> [PROMPT]
Output a single figure: the number of lines in which the word "median" appears.

> [MATERIAL]
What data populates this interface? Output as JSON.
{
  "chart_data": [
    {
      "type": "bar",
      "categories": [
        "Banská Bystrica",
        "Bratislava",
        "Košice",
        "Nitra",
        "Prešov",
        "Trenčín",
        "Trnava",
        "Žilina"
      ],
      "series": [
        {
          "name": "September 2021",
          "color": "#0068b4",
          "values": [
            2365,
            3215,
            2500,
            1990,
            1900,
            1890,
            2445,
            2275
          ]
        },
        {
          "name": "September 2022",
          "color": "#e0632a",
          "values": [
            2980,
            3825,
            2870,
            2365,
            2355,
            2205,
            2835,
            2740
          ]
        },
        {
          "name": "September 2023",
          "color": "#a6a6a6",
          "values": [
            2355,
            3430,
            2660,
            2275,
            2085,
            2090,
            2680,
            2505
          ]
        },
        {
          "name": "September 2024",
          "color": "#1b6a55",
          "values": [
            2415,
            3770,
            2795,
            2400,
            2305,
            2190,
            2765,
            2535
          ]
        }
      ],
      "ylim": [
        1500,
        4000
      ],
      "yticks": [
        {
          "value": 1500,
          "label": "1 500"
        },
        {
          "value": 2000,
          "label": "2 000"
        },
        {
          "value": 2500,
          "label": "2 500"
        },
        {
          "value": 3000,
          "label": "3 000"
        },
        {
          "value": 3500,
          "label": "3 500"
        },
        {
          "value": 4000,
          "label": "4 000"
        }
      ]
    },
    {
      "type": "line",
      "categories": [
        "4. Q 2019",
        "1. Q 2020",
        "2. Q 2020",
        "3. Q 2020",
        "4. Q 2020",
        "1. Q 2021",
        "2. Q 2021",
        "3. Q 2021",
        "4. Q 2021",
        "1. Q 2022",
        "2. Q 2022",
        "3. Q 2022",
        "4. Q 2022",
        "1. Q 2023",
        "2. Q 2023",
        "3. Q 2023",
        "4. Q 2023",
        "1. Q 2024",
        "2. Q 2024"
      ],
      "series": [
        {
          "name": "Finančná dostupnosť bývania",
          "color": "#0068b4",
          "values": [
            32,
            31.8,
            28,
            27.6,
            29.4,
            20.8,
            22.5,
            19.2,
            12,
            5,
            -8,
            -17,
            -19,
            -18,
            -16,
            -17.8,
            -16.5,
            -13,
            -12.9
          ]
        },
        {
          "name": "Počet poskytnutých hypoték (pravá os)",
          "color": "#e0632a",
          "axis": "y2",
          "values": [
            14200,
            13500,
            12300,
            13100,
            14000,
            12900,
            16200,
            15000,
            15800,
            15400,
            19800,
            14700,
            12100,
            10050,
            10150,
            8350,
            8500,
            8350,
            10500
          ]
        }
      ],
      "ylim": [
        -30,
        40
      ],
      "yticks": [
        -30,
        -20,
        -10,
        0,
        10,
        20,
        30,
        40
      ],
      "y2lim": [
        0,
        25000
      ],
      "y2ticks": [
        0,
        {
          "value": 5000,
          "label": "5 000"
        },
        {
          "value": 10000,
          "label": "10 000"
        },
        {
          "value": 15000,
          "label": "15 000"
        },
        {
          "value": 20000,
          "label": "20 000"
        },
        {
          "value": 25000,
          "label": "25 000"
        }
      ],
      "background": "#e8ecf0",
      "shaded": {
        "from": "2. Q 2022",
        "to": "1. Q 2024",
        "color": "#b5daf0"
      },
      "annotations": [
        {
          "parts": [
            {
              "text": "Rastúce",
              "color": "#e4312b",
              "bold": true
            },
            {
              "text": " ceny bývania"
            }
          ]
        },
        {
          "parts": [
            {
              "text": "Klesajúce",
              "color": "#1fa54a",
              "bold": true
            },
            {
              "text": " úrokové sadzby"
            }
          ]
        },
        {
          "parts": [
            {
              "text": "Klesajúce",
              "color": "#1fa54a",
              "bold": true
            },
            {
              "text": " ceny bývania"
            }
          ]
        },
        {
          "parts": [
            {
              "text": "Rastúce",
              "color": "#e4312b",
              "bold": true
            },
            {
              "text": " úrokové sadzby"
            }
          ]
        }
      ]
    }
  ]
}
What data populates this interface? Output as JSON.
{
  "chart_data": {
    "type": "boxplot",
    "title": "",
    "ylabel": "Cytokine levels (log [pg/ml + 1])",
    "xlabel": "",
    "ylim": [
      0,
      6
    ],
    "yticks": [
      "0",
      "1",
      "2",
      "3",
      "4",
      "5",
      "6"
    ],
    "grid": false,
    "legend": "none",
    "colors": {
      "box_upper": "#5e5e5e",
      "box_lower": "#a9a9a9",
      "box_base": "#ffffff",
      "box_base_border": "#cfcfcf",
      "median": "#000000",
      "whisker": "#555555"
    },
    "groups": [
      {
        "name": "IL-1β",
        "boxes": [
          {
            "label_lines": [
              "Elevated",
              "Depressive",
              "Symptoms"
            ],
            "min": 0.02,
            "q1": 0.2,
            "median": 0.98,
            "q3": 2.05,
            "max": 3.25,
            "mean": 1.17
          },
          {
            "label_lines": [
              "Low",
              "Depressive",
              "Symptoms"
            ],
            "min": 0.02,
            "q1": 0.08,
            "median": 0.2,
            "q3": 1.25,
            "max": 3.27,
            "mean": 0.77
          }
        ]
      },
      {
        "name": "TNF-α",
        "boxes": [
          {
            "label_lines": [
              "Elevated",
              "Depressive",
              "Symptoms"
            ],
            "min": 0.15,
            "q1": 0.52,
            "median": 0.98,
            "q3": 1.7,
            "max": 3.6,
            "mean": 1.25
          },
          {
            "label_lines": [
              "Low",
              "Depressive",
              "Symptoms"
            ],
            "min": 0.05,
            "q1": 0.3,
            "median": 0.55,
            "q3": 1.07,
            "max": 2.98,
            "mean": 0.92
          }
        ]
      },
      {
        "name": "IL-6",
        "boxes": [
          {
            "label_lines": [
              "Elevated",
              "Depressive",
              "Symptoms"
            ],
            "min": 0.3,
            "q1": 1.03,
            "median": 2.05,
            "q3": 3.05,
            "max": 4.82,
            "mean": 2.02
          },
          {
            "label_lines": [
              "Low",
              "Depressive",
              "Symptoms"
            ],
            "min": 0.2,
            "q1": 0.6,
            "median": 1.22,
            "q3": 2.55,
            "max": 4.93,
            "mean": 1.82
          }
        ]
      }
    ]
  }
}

--

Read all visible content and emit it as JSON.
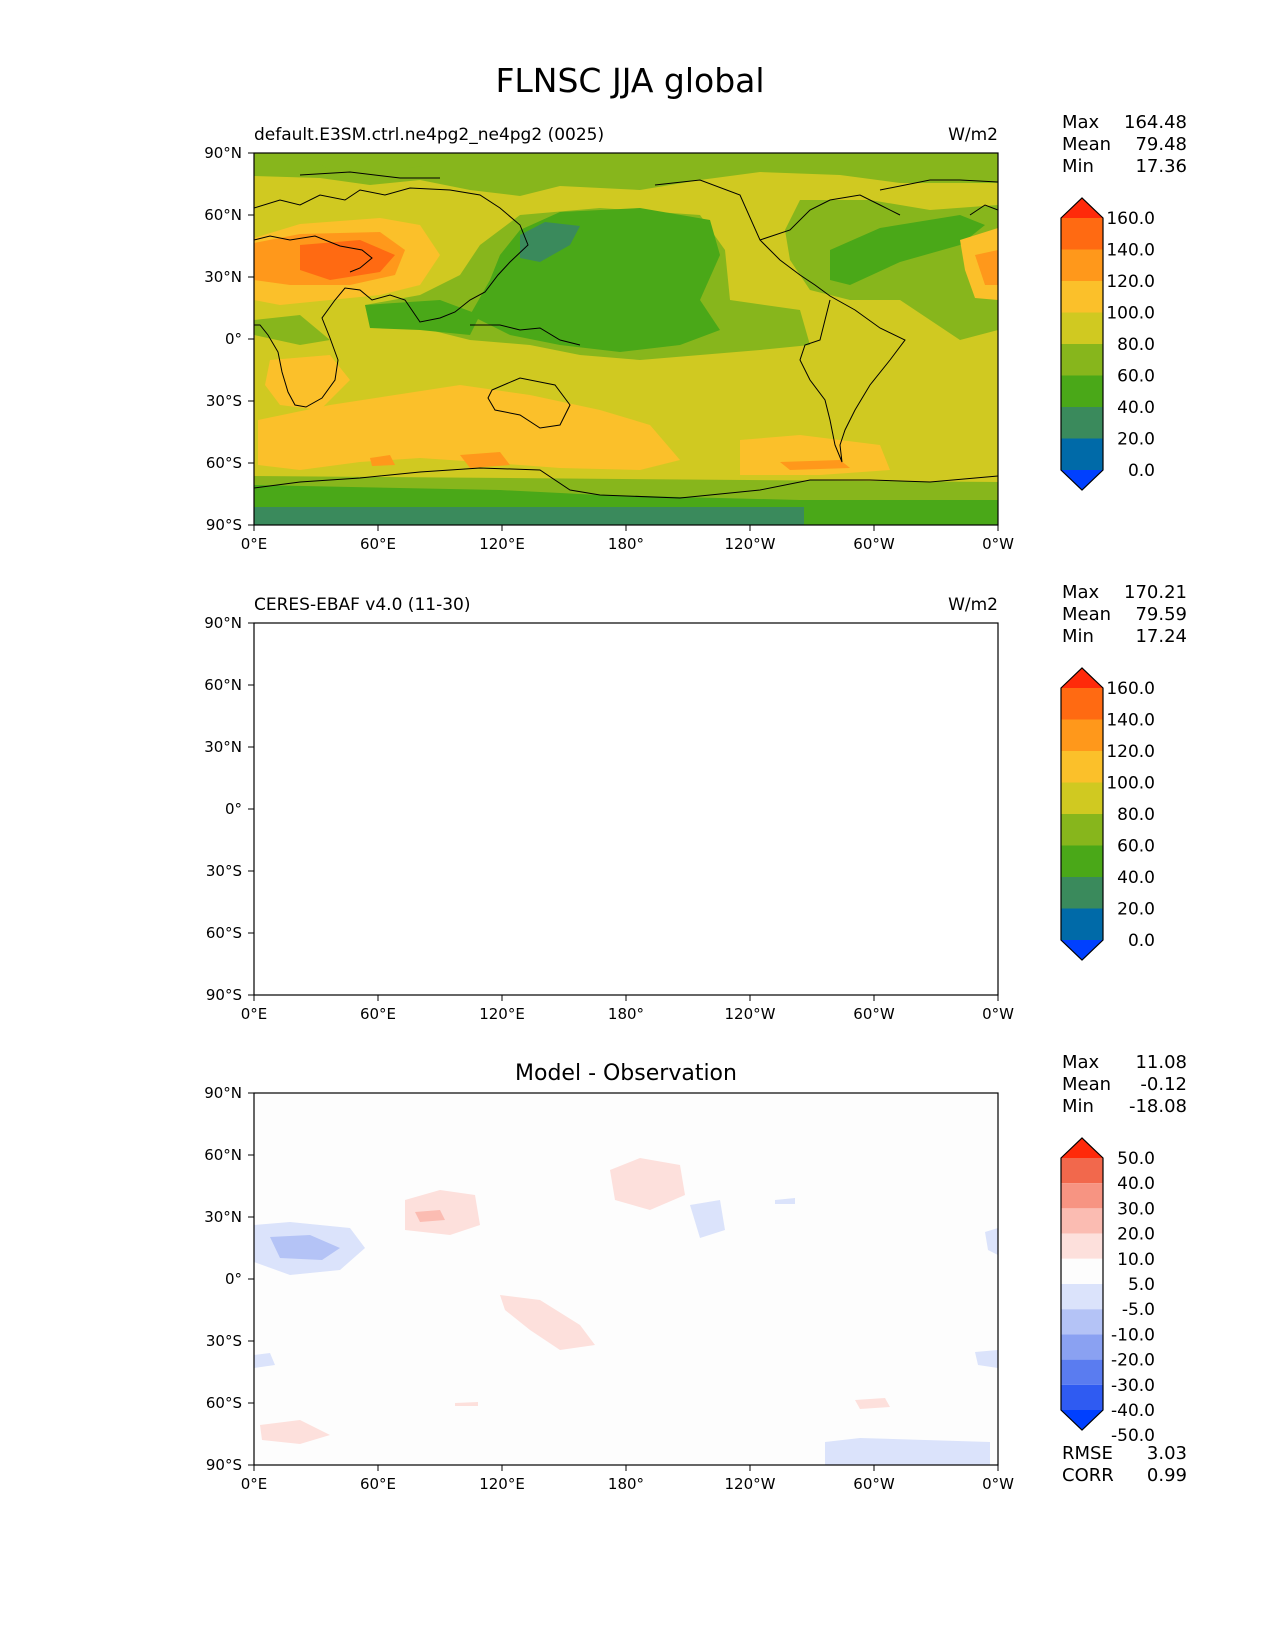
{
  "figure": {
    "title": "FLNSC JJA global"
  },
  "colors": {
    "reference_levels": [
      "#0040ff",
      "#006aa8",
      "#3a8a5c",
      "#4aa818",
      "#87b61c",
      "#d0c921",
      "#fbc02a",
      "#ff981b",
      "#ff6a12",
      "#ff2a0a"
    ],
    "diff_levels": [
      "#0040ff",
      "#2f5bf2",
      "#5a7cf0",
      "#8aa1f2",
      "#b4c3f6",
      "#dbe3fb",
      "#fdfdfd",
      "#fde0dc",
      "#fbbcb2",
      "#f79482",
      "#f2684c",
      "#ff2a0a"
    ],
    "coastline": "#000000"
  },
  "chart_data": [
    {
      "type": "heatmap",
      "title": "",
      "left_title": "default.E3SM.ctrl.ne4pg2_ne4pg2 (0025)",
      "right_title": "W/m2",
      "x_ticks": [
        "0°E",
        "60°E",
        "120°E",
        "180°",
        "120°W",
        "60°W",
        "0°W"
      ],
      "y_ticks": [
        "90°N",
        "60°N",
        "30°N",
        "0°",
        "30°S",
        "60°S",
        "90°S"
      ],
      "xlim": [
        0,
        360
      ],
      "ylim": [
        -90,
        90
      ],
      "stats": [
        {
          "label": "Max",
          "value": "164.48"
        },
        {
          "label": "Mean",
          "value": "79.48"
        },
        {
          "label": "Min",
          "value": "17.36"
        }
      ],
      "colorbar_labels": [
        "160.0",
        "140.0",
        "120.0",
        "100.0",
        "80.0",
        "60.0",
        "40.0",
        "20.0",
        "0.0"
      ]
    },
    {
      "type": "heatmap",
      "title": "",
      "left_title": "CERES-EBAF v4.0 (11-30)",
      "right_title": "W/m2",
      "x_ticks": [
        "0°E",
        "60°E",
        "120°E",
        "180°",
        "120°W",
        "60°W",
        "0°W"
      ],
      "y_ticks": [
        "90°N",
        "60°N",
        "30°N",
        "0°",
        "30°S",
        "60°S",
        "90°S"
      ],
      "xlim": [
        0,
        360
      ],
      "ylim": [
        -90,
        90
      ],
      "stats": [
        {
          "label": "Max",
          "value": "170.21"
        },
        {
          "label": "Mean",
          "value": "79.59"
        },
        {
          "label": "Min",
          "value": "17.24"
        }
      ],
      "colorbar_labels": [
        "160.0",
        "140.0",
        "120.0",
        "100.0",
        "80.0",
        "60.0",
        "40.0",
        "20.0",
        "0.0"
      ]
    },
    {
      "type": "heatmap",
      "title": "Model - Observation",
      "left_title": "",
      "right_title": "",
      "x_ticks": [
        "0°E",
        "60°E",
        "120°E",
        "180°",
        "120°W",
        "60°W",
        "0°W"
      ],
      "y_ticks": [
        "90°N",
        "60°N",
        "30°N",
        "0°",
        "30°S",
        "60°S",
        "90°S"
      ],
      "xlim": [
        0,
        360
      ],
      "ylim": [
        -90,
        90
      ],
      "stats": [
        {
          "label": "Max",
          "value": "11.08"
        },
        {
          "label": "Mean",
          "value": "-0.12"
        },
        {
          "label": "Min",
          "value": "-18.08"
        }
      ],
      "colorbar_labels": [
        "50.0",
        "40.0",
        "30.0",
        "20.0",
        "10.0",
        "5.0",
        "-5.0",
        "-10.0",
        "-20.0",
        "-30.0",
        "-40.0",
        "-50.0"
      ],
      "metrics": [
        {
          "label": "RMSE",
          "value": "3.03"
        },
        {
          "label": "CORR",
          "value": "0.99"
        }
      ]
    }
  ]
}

> [REPLY]
7